Figure dataset records
* * * *
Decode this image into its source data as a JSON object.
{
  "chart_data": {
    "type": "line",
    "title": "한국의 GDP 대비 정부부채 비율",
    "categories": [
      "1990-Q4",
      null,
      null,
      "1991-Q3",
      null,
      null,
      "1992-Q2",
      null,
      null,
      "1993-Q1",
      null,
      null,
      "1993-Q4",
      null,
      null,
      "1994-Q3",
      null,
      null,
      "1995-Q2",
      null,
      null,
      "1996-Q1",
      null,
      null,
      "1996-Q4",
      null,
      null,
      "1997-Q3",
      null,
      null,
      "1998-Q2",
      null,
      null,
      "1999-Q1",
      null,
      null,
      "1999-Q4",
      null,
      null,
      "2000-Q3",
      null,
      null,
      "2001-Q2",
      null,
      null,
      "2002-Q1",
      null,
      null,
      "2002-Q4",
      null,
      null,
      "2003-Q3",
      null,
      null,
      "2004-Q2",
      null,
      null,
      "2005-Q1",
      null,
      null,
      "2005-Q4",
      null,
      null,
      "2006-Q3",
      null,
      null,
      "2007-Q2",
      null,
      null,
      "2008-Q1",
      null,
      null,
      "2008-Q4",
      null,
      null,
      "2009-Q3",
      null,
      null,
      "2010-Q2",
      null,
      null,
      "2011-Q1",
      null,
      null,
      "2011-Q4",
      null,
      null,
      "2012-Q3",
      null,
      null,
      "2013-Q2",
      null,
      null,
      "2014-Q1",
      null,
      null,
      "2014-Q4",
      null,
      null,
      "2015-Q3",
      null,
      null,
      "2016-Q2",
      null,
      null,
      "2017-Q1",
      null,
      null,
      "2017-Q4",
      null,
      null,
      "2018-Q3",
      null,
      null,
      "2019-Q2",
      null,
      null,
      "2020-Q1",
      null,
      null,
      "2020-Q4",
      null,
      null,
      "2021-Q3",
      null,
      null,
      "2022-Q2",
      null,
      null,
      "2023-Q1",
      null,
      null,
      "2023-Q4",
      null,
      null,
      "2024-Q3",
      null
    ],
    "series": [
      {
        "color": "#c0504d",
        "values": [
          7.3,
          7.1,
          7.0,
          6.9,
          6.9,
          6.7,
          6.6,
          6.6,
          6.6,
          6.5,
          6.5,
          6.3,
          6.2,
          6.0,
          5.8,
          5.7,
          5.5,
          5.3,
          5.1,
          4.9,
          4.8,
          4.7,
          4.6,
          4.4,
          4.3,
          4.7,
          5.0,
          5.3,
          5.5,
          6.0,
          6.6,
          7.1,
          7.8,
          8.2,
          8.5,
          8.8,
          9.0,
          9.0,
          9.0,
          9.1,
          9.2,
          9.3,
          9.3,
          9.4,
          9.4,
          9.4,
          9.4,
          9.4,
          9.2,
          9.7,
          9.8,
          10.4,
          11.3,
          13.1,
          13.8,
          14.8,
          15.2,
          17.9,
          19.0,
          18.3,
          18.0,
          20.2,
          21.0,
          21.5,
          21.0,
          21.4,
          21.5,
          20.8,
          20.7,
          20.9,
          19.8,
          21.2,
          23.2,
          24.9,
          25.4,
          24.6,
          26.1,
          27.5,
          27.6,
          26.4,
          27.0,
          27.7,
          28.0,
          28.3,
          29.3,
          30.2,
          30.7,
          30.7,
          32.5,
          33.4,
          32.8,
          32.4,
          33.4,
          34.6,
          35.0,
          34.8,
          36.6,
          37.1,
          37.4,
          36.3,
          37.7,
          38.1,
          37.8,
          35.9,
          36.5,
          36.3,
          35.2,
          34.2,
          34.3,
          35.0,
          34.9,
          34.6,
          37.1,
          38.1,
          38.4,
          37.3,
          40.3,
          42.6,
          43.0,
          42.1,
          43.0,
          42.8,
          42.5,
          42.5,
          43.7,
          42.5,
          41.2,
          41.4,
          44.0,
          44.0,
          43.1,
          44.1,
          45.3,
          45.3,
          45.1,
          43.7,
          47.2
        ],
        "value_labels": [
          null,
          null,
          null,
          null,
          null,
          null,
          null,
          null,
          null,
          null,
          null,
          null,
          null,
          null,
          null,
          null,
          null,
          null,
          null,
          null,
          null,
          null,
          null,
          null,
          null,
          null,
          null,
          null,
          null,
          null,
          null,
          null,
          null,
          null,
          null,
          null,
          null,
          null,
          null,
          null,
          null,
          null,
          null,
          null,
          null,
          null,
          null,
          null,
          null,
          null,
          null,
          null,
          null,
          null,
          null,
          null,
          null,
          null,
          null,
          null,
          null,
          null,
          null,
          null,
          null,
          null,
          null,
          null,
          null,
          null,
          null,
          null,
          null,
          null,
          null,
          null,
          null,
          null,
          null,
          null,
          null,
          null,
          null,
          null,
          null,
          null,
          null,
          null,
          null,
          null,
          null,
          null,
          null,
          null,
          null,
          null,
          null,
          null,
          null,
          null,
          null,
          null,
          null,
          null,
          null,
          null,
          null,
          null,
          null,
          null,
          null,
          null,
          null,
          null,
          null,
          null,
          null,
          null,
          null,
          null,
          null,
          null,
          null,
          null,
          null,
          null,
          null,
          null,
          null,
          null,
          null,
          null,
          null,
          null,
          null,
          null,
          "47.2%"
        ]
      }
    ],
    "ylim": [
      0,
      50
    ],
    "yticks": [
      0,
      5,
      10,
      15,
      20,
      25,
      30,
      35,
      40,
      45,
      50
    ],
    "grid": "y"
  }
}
* * * *
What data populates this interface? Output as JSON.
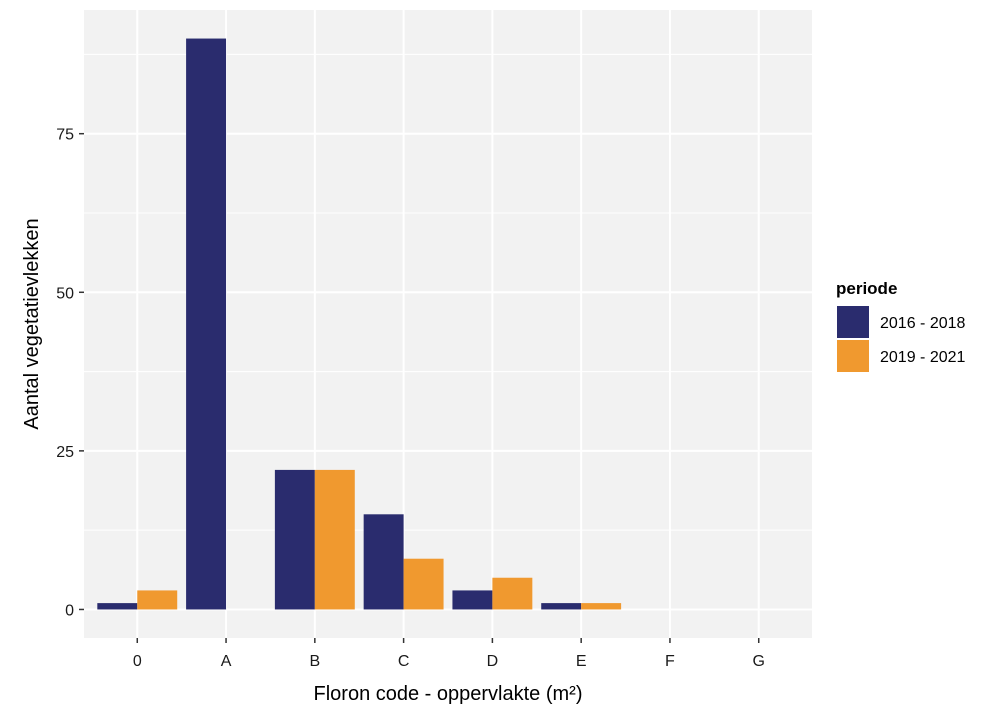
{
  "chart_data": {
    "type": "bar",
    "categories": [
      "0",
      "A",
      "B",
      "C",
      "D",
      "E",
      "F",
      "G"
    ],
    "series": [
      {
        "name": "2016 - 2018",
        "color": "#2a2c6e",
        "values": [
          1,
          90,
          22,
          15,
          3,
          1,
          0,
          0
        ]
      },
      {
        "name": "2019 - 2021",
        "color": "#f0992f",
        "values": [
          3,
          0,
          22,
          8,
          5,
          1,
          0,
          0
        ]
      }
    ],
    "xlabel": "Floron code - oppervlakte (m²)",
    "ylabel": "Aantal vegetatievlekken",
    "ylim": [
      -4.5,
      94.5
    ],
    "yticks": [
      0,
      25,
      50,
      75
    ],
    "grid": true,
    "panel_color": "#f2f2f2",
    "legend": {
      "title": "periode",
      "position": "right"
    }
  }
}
* * * *
> What is asked
Copy every single line of the material above that holds "JSON".

> Final result
Decode this image into its source data as a JSON object.
What data populates this interface? Output as JSON.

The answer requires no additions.